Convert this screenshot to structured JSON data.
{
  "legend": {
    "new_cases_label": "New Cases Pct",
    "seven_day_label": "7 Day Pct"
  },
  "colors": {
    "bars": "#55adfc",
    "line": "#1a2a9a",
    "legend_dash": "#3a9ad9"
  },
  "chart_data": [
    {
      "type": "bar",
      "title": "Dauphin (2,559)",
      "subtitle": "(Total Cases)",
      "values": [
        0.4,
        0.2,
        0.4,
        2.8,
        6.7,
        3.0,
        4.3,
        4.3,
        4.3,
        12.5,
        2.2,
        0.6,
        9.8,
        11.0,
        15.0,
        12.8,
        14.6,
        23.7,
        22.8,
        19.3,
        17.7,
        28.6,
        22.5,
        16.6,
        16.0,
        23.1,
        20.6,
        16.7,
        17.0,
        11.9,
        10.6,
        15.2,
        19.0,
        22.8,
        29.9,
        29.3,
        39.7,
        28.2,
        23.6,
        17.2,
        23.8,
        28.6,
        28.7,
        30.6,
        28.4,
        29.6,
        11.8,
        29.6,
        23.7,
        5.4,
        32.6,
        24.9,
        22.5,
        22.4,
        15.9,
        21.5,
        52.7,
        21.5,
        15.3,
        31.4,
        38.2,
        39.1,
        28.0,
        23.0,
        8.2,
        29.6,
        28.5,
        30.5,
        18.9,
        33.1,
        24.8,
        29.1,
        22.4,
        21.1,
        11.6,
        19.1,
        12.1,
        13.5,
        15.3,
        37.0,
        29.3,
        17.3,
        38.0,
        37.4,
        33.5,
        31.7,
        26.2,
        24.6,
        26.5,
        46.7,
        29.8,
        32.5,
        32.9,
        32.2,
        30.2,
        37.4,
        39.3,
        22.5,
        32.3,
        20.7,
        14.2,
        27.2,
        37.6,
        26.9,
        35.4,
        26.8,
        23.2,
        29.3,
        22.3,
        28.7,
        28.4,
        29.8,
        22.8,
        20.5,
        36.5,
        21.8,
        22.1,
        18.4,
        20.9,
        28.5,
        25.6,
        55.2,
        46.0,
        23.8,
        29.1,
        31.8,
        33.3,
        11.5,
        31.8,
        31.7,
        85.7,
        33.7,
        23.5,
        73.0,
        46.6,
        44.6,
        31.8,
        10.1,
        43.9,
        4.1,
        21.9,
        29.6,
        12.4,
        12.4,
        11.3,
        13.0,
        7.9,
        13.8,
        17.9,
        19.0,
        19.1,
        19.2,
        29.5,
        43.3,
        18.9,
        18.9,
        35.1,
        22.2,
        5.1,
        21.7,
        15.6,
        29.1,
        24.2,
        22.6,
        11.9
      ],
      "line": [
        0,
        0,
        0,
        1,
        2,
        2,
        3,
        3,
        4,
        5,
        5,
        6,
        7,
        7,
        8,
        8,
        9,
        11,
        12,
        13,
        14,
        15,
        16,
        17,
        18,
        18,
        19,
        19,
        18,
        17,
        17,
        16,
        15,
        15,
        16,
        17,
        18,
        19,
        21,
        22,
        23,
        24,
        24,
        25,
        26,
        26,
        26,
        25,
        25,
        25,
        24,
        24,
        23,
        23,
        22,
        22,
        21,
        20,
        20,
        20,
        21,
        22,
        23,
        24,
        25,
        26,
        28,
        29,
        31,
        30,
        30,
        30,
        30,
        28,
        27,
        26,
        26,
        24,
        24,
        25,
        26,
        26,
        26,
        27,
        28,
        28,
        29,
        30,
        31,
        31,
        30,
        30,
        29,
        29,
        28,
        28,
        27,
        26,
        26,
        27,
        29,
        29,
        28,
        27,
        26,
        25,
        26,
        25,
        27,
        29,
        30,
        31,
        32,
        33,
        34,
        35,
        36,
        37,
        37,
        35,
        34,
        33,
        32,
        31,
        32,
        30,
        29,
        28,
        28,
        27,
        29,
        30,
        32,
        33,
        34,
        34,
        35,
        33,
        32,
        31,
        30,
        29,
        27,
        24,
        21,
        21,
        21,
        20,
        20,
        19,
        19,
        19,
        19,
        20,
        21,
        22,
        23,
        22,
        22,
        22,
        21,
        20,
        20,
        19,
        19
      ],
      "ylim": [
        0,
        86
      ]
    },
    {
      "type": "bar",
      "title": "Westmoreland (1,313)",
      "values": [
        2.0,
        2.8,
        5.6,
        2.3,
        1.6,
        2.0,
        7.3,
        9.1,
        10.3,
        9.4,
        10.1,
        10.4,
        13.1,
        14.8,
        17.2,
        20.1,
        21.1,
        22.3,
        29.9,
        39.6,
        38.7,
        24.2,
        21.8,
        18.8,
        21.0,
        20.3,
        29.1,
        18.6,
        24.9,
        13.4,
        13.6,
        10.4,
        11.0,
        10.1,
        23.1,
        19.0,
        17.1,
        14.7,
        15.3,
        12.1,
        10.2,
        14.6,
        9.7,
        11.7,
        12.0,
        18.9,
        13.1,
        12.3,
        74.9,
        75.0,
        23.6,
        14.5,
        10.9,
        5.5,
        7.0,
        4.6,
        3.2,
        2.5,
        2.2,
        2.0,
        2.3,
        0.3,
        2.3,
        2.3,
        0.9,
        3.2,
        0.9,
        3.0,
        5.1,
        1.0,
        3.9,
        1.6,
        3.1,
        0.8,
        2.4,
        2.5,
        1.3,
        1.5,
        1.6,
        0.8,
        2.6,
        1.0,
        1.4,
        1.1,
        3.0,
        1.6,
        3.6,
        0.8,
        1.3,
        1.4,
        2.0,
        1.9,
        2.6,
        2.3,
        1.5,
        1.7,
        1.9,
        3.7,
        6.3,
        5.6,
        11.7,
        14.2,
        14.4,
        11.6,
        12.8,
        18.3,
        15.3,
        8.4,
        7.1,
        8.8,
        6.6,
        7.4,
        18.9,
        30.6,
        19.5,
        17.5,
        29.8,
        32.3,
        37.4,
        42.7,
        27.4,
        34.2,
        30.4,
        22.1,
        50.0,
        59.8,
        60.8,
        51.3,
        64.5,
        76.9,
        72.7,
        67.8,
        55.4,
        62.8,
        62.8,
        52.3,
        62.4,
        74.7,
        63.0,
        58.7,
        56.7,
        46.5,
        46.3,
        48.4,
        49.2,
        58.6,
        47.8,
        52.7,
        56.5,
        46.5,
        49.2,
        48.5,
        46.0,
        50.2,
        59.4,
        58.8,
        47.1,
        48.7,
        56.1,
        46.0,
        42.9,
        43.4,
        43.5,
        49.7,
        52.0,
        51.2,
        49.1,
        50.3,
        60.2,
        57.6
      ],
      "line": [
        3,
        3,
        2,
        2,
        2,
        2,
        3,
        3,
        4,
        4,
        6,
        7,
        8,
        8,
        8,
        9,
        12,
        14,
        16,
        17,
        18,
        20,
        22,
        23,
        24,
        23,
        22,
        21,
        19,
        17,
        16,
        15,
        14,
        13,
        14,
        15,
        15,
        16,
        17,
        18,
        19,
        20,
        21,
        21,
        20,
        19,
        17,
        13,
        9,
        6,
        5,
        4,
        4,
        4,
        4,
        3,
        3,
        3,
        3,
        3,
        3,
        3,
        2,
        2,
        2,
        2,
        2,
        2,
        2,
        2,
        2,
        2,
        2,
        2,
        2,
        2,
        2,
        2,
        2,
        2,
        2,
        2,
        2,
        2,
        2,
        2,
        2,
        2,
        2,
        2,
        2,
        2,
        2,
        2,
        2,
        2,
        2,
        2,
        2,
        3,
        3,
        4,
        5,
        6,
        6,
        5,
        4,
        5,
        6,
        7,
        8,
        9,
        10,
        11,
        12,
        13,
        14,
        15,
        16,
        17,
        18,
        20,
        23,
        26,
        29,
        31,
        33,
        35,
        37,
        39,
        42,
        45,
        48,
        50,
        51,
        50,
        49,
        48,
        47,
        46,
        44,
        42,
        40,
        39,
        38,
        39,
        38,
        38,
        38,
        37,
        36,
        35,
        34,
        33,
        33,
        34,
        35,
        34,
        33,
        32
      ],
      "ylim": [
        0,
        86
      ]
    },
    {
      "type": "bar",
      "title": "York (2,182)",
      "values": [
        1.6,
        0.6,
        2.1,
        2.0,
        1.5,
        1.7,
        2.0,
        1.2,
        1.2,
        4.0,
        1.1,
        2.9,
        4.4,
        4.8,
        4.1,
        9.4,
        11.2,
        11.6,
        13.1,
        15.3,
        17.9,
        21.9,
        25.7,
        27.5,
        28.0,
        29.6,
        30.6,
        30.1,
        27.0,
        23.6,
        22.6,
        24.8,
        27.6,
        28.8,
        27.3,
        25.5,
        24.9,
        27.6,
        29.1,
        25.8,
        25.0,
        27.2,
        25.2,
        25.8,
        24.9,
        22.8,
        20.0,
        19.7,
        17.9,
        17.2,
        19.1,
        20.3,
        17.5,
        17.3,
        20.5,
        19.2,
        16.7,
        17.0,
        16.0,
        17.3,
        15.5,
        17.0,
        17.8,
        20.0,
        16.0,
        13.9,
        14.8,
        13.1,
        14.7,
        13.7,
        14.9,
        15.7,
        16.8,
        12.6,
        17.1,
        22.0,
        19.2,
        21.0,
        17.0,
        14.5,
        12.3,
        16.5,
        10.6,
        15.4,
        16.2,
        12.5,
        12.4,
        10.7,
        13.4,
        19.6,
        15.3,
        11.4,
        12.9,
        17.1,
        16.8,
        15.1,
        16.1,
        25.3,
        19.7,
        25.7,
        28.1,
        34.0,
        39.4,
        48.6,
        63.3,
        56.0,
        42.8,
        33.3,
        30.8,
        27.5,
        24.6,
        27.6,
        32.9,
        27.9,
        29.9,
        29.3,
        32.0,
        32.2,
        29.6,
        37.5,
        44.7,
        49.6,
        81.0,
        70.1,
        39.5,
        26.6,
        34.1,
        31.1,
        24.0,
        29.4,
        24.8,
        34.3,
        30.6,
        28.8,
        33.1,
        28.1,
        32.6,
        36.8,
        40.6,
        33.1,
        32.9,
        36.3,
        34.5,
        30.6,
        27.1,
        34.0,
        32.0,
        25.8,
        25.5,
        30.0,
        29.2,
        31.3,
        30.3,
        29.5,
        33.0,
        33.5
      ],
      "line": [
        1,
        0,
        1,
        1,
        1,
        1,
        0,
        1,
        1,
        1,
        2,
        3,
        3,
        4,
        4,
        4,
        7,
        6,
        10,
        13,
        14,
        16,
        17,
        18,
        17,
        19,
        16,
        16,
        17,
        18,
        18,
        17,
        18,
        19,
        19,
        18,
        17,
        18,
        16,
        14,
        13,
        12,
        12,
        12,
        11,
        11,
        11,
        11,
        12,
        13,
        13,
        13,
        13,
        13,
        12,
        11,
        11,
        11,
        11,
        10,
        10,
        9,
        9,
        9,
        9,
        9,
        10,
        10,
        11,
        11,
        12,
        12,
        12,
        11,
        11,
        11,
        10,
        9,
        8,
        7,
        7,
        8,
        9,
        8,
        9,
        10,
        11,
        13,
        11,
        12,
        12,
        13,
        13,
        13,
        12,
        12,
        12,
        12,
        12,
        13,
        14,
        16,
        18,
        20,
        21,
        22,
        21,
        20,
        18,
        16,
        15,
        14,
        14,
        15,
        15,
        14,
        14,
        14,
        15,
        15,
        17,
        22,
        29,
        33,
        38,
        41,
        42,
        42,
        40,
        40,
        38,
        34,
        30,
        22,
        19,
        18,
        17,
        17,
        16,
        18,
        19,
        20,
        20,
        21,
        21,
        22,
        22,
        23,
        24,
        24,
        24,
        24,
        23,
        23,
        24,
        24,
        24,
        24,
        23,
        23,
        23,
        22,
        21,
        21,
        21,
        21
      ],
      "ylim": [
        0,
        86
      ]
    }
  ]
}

================================

Show the lines of the records that include the string "Cases".

__COMPLETED EXERCISE__.
    "new_cases_label": "New Cases Pct",
      "subtitle": "(Total Cases)",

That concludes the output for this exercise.